— begin DATA SUPPLIED —

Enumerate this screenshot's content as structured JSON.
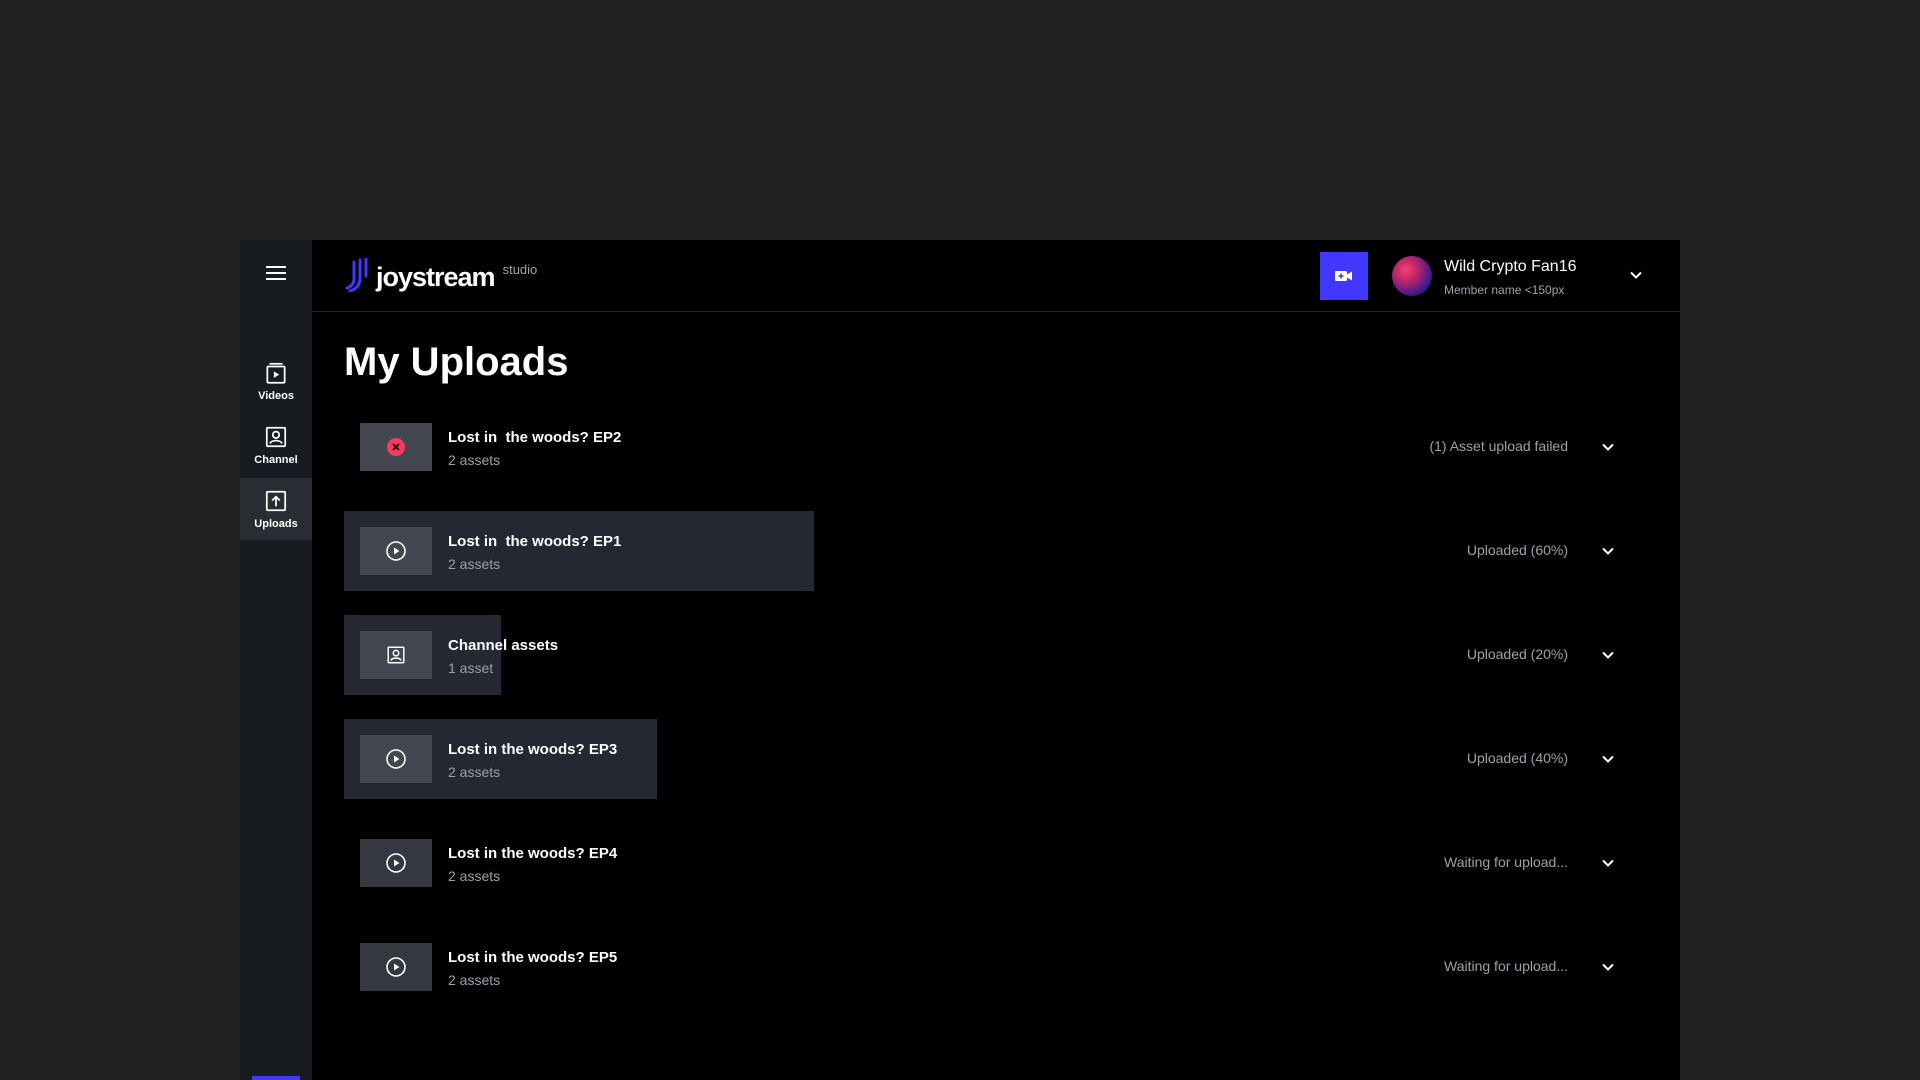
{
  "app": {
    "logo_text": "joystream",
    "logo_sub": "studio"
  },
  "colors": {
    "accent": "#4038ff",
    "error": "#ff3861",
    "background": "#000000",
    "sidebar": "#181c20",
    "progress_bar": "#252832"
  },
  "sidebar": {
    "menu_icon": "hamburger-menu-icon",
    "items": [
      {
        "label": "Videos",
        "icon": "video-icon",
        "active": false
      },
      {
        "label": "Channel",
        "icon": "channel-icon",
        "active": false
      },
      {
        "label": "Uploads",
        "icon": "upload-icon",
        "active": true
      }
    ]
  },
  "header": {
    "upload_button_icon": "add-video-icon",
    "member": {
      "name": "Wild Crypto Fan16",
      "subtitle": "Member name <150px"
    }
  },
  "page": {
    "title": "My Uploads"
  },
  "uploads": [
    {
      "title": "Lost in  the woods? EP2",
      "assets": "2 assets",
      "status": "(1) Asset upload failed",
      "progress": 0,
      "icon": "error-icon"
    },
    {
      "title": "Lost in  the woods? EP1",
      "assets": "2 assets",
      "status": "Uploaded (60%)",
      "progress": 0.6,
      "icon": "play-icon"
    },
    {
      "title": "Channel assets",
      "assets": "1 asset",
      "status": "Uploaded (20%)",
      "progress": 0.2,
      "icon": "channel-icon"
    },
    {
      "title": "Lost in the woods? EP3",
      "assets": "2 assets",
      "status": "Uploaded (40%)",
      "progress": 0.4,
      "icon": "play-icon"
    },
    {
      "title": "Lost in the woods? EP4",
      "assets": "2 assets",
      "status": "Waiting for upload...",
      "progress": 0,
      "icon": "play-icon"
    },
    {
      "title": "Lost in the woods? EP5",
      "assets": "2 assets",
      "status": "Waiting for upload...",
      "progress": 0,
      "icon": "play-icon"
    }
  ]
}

— end DATA SUPPLIED —

## WHAT TO DO
Nothing in the entries above should change when they are printed again, except that the pictures are dropped.

## THE ANSWER
Enumerate this screenshot's content as structured JSON.
{
  "app": {
    "logo_text": "joystream",
    "logo_sub": "studio"
  },
  "colors": {
    "accent": "#4038ff",
    "error": "#ff3861",
    "background": "#000000",
    "sidebar": "#181c20",
    "progress_bar": "#252832"
  },
  "sidebar": {
    "menu_icon": "hamburger-menu-icon",
    "items": [
      {
        "label": "Videos",
        "icon": "video-icon",
        "active": false
      },
      {
        "label": "Channel",
        "icon": "channel-icon",
        "active": false
      },
      {
        "label": "Uploads",
        "icon": "upload-icon",
        "active": true
      }
    ]
  },
  "header": {
    "upload_button_icon": "add-video-icon",
    "member": {
      "name": "Wild Crypto Fan16",
      "subtitle": "Member name <150px"
    }
  },
  "page": {
    "title": "My Uploads"
  },
  "uploads": [
    {
      "title": "Lost in  the woods? EP2",
      "assets": "2 assets",
      "status": "(1) Asset upload failed",
      "progress": 0,
      "icon": "error-icon"
    },
    {
      "title": "Lost in  the woods? EP1",
      "assets": "2 assets",
      "status": "Uploaded (60%)",
      "progress": 0.6,
      "icon": "play-icon"
    },
    {
      "title": "Channel assets",
      "assets": "1 asset",
      "status": "Uploaded (20%)",
      "progress": 0.2,
      "icon": "channel-icon"
    },
    {
      "title": "Lost in the woods? EP3",
      "assets": "2 assets",
      "status": "Uploaded (40%)",
      "progress": 0.4,
      "icon": "play-icon"
    },
    {
      "title": "Lost in the woods? EP4",
      "assets": "2 assets",
      "status": "Waiting for upload...",
      "progress": 0,
      "icon": "play-icon"
    },
    {
      "title": "Lost in the woods? EP5",
      "assets": "2 assets",
      "status": "Waiting for upload...",
      "progress": 0,
      "icon": "play-icon"
    }
  ]
}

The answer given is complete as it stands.